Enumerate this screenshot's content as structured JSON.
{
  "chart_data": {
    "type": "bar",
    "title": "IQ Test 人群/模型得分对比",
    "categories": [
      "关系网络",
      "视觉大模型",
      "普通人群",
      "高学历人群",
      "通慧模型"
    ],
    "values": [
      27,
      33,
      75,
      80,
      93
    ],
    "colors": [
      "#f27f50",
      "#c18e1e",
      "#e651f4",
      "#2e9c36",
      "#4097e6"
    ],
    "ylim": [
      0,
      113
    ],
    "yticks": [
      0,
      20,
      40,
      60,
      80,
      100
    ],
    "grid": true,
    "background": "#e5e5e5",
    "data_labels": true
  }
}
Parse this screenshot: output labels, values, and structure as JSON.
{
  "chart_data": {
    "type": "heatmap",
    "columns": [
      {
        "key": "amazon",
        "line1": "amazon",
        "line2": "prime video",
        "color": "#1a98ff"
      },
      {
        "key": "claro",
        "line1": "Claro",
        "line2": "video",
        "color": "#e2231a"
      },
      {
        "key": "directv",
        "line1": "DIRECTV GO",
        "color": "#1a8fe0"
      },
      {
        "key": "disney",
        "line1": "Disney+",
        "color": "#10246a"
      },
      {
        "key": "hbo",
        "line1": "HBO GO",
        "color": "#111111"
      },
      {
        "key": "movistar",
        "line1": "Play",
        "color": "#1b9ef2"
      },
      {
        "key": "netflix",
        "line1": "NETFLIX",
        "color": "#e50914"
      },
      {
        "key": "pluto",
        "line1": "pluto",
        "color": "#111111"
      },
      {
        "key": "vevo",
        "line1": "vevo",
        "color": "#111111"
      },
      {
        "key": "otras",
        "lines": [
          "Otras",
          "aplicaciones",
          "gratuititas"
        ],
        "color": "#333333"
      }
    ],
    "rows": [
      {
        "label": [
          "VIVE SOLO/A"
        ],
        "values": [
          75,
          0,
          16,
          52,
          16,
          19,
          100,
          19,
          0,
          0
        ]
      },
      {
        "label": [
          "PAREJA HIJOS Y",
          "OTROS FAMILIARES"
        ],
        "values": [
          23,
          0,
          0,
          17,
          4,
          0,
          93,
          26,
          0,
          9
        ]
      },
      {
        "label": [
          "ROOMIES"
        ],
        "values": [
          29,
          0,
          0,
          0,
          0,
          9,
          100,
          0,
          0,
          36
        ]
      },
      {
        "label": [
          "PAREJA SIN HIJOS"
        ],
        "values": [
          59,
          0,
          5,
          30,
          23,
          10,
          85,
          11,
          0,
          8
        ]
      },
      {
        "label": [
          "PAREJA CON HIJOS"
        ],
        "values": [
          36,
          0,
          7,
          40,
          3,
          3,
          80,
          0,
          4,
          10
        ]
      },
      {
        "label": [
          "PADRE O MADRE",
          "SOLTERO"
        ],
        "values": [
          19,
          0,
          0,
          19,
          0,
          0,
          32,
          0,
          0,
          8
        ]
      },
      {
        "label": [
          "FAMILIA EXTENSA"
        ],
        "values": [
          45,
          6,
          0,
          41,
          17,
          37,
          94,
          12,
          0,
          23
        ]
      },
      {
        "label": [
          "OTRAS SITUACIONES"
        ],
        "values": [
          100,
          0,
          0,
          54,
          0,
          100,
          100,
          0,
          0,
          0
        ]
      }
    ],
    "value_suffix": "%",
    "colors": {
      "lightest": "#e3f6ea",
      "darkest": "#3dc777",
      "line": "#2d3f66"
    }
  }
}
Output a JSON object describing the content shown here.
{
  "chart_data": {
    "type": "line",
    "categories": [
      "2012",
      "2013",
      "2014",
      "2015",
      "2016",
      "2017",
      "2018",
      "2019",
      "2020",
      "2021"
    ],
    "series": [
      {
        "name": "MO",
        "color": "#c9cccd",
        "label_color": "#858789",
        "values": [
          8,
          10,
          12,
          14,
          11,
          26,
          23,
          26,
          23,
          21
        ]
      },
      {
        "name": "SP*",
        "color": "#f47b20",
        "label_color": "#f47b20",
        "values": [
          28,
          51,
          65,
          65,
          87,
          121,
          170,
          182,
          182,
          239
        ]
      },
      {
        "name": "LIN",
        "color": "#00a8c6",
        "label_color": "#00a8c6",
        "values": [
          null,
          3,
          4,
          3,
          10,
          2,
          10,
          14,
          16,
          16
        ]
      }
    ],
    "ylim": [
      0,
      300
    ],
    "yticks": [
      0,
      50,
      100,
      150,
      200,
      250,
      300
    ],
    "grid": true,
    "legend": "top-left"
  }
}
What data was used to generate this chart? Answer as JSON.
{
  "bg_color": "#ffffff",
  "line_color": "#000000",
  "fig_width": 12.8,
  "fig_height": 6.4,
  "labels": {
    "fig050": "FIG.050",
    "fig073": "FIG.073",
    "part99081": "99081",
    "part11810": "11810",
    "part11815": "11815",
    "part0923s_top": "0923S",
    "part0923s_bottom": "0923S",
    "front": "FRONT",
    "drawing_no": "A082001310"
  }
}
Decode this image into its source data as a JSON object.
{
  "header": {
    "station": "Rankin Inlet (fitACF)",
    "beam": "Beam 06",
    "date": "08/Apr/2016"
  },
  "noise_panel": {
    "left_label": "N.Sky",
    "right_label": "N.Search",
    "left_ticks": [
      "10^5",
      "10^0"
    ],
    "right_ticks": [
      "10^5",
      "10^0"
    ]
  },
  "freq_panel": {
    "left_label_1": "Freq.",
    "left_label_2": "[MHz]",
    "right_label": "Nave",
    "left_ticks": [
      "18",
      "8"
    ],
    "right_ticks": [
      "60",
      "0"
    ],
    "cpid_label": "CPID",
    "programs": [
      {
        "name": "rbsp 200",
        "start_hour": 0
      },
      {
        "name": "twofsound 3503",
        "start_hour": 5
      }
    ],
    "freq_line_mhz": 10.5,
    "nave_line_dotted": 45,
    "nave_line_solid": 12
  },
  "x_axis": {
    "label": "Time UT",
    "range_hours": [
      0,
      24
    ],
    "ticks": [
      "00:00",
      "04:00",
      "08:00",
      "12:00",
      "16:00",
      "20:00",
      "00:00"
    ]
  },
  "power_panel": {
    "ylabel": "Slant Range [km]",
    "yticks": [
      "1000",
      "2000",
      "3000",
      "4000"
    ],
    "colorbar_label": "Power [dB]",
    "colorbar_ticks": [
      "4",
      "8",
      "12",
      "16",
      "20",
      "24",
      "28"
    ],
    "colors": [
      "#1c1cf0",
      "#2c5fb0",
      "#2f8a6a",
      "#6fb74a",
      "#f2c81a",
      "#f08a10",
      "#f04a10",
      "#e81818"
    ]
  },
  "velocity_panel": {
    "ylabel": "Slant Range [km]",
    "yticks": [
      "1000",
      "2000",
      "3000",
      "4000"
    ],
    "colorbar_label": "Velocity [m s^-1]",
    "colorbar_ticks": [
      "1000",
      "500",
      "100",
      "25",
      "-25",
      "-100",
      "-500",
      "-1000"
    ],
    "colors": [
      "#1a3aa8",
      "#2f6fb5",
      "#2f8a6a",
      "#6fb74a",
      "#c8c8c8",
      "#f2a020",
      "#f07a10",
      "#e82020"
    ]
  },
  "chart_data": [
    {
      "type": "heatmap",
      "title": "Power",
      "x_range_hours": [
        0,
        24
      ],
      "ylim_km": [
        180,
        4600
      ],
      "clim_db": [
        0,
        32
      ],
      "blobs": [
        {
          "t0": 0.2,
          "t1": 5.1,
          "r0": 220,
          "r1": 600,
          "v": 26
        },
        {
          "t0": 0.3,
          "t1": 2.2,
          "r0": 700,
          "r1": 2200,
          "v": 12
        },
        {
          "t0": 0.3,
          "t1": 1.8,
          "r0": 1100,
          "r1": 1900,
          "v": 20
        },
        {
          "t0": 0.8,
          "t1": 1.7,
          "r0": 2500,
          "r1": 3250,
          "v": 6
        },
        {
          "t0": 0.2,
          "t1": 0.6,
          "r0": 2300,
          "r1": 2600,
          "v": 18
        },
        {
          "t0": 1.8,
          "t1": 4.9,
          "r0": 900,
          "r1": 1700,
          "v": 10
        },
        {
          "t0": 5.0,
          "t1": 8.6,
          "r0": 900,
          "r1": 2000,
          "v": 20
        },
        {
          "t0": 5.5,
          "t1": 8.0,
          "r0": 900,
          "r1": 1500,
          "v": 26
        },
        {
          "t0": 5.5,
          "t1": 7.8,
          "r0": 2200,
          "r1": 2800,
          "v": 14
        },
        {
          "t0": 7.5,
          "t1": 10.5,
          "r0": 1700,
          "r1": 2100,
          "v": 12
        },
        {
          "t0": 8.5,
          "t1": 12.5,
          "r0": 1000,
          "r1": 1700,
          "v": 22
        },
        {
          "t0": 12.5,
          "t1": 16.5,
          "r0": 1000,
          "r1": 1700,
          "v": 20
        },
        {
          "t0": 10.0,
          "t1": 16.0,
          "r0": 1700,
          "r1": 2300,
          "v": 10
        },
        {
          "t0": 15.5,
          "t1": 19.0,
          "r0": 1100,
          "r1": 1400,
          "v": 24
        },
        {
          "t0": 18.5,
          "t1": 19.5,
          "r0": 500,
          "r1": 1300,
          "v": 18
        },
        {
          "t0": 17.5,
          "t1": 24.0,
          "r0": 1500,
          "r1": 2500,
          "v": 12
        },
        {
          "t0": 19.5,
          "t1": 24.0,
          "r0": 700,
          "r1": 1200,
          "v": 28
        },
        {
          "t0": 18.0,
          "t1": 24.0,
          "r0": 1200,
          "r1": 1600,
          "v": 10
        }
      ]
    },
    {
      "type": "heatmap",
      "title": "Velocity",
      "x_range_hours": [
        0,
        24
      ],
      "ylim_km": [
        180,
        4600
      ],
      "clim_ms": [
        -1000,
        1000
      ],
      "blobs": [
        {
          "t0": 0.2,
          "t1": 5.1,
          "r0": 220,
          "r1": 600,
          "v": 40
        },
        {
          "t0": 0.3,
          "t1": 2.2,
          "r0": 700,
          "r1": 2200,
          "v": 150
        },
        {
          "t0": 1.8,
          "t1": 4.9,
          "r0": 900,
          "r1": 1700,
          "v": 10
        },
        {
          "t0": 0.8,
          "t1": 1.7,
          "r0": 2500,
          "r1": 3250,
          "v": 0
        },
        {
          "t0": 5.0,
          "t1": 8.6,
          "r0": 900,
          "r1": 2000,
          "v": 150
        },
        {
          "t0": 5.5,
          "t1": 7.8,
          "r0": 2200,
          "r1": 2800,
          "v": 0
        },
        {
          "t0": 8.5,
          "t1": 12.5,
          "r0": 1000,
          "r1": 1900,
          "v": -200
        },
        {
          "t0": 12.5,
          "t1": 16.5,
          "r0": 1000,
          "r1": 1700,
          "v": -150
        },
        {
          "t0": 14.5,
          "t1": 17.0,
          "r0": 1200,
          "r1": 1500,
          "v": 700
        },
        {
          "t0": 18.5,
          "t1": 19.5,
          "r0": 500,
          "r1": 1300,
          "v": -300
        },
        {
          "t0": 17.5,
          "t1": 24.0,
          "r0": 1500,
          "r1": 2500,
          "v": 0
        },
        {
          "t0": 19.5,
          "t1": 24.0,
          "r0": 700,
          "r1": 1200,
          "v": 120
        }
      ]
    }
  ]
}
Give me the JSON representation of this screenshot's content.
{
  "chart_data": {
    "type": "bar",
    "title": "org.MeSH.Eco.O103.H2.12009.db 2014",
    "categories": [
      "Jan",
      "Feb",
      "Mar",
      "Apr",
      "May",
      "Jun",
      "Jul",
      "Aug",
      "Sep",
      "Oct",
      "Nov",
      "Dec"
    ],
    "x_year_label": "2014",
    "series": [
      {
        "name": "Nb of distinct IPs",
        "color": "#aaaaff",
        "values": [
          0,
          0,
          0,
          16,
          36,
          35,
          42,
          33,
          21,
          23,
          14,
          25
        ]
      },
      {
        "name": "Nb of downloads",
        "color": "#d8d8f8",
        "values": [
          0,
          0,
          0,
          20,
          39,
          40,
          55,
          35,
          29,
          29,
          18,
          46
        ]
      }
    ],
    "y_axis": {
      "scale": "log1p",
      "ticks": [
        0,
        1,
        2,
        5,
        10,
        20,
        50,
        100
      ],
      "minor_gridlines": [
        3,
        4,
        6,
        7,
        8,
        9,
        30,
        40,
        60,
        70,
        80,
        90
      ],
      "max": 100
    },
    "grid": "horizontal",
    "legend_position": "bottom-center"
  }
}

### What is being asked
Word for word, quote the lines from the line containing "Give me the" through the end of the material, both included, and nothing else.

### Complete answer
Give me the JSON representation of this screenshot's content.
{
  "chart_data": {
    "type": "bar",
    "title": "org.MeSH.Eco.O103.H2.12009.db 2014",
    "categories": [
      "Jan",
      "Feb",
      "Mar",
      "Apr",
      "May",
      "Jun",
      "Jul",
      "Aug",
      "Sep",
      "Oct",
      "Nov",
      "Dec"
    ],
    "x_year_label": "2014",
    "series": [
      {
        "name": "Nb of distinct IPs",
        "color": "#aaaaff",
        "values": [
          0,
          0,
          0,
          16,
          36,
          35,
          42,
          33,
          21,
          23,
          14,
          25
        ]
      },
      {
        "name": "Nb of downloads",
        "color": "#d8d8f8",
        "values": [
          0,
          0,
          0,
          20,
          39,
          40,
          55,
          35,
          29,
          29,
          18,
          46
        ]
      }
    ],
    "y_axis": {
      "scale": "log1p",
      "ticks": [
        0,
        1,
        2,
        5,
        10,
        20,
        50,
        100
      ],
      "minor_gridlines": [
        3,
        4,
        6,
        7,
        8,
        9,
        30,
        40,
        60,
        70,
        80,
        90
      ],
      "max": 100
    },
    "grid": "horizontal",
    "legend_position": "bottom-center"
  }
}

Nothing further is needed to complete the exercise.